**Your task**: Copy out the listing exactly.

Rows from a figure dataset
● ● ● ●

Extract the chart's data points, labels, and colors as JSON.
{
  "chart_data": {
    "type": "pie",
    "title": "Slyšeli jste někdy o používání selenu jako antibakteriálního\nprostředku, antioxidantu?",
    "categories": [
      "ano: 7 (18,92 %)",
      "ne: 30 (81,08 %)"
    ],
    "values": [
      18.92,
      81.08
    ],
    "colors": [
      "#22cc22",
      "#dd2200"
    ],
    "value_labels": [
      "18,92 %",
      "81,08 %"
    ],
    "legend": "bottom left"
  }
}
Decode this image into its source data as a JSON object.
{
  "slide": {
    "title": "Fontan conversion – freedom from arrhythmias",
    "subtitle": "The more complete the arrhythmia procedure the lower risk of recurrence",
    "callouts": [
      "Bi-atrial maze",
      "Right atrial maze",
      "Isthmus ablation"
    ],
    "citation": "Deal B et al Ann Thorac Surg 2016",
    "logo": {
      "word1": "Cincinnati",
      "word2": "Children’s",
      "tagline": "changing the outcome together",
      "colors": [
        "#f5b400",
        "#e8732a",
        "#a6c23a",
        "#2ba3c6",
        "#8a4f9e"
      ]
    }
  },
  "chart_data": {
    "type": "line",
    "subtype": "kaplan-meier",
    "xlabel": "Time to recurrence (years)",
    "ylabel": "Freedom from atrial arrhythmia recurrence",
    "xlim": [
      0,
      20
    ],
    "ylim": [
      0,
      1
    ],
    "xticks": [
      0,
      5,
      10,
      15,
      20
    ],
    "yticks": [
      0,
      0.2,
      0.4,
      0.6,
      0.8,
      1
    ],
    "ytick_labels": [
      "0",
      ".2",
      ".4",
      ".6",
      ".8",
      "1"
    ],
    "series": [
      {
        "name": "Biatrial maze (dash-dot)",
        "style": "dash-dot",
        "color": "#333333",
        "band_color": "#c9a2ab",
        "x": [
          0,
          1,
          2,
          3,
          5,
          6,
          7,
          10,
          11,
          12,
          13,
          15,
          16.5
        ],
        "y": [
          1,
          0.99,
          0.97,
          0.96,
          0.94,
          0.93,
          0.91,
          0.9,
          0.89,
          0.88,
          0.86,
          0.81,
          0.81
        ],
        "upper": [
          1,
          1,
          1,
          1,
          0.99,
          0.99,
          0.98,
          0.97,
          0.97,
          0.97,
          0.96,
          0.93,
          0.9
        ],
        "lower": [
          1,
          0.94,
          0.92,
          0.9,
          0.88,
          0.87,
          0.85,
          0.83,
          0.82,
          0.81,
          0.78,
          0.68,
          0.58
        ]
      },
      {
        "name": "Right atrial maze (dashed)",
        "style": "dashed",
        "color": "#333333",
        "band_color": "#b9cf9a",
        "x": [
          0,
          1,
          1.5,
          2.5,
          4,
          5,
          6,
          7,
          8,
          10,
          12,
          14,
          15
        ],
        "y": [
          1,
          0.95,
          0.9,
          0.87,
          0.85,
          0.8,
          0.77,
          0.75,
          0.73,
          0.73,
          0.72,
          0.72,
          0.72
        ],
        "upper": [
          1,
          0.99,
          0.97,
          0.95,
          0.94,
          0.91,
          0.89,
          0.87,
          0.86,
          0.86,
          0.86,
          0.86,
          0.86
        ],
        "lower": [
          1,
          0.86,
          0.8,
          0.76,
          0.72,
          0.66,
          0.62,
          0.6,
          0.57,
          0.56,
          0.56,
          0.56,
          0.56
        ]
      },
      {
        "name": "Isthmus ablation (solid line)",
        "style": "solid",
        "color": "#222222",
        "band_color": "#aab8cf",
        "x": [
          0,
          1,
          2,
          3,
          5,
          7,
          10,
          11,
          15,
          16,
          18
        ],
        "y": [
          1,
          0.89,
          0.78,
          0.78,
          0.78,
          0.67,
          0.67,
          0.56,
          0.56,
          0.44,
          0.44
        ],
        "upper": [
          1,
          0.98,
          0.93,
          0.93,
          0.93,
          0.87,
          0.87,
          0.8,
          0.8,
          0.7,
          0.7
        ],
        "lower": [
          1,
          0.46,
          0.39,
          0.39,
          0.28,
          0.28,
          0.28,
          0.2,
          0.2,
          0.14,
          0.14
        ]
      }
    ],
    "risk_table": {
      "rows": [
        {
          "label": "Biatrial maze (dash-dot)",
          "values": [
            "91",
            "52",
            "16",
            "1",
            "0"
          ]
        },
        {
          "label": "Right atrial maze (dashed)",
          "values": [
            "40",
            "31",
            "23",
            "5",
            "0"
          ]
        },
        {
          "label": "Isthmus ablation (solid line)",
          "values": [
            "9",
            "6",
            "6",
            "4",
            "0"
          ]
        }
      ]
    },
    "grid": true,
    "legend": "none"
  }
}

● ● ● ●

**Task output**:
Extract the chart's data points, labels, and colors as JSON.
{
  "chart_data": {
    "type": "pie",
    "title": "Slyšeli jste někdy o používání selenu jako antibakteriálního\nprostředku, antioxidantu?",
    "categories": [
      "ano: 7 (18,92 %)",
      "ne: 30 (81,08 %)"
    ],
    "values": [
      18.92,
      81.08
    ],
    "colors": [
      "#22cc22",
      "#dd2200"
    ],
    "value_labels": [
      "18,92 %",
      "81,08 %"
    ],
    "legend": "bottom left"
  }
}
Decode this image into its source data as a JSON object.
{
  "slide": {
    "title": "Fontan conversion – freedom from arrhythmias",
    "subtitle": "The more complete the arrhythmia procedure the lower risk of recurrence",
    "callouts": [
      "Bi-atrial maze",
      "Right atrial maze",
      "Isthmus ablation"
    ],
    "citation": "Deal B et al Ann Thorac Surg 2016",
    "logo": {
      "word1": "Cincinnati",
      "word2": "Children’s",
      "tagline": "changing the outcome together",
      "colors": [
        "#f5b400",
        "#e8732a",
        "#a6c23a",
        "#2ba3c6",
        "#8a4f9e"
      ]
    }
  },
  "chart_data": {
    "type": "line",
    "subtype": "kaplan-meier",
    "xlabel": "Time to recurrence (years)",
    "ylabel": "Freedom from atrial arrhythmia recurrence",
    "xlim": [
      0,
      20
    ],
    "ylim": [
      0,
      1
    ],
    "xticks": [
      0,
      5,
      10,
      15,
      20
    ],
    "yticks": [
      0,
      0.2,
      0.4,
      0.6,
      0.8,
      1
    ],
    "ytick_labels": [
      "0",
      ".2",
      ".4",
      ".6",
      ".8",
      "1"
    ],
    "series": [
      {
        "name": "Biatrial maze (dash-dot)",
        "style": "dash-dot",
        "color": "#333333",
        "band_color": "#c9a2ab",
        "x": [
          0,
          1,
          2,
          3,
          5,
          6,
          7,
          10,
          11,
          12,
          13,
          15,
          16.5
        ],
        "y": [
          1,
          0.99,
          0.97,
          0.96,
          0.94,
          0.93,
          0.91,
          0.9,
          0.89,
          0.88,
          0.86,
          0.81,
          0.81
        ],
        "upper": [
          1,
          1,
          1,
          1,
          0.99,
          0.99,
          0.98,
          0.97,
          0.97,
          0.97,
          0.96,
          0.93,
          0.9
        ],
        "lower": [
          1,
          0.94,
          0.92,
          0.9,
          0.88,
          0.87,
          0.85,
          0.83,
          0.82,
          0.81,
          0.78,
          0.68,
          0.58
        ]
      },
      {
        "name": "Right atrial maze (dashed)",
        "style": "dashed",
        "color": "#333333",
        "band_color": "#b9cf9a",
        "x": [
          0,
          1,
          1.5,
          2.5,
          4,
          5,
          6,
          7,
          8,
          10,
          12,
          14,
          15
        ],
        "y": [
          1,
          0.95,
          0.9,
          0.87,
          0.85,
          0.8,
          0.77,
          0.75,
          0.73,
          0.73,
          0.72,
          0.72,
          0.72
        ],
        "upper": [
          1,
          0.99,
          0.97,
          0.95,
          0.94,
          0.91,
          0.89,
          0.87,
          0.86,
          0.86,
          0.86,
          0.86,
          0.86
        ],
        "lower": [
          1,
          0.86,
          0.8,
          0.76,
          0.72,
          0.66,
          0.62,
          0.6,
          0.57,
          0.56,
          0.56,
          0.56,
          0.56
        ]
      },
      {
        "name": "Isthmus ablation (solid line)",
        "style": "solid",
        "color": "#222222",
        "band_color": "#aab8cf",
        "x": [
          0,
          1,
          2,
          3,
          5,
          7,
          10,
          11,
          15,
          16,
          18
        ],
        "y": [
          1,
          0.89,
          0.78,
          0.78,
          0.78,
          0.67,
          0.67,
          0.56,
          0.56,
          0.44,
          0.44
        ],
        "upper": [
          1,
          0.98,
          0.93,
          0.93,
          0.93,
          0.87,
          0.87,
          0.8,
          0.8,
          0.7,
          0.7
        ],
        "lower": [
          1,
          0.46,
          0.39,
          0.39,
          0.28,
          0.28,
          0.28,
          0.2,
          0.2,
          0.14,
          0.14
        ]
      }
    ],
    "risk_table": {
      "rows": [
        {
          "label": "Biatrial maze (dash-dot)",
          "values": [
            "91",
            "52",
            "16",
            "1",
            "0"
          ]
        },
        {
          "label": "Right atrial maze (dashed)",
          "values": [
            "40",
            "31",
            "23",
            "5",
            "0"
          ]
        },
        {
          "label": "Isthmus ablation (solid line)",
          "values": [
            "9",
            "6",
            "6",
            "4",
            "0"
          ]
        }
      ]
    },
    "grid": true,
    "legend": "none"
  }
}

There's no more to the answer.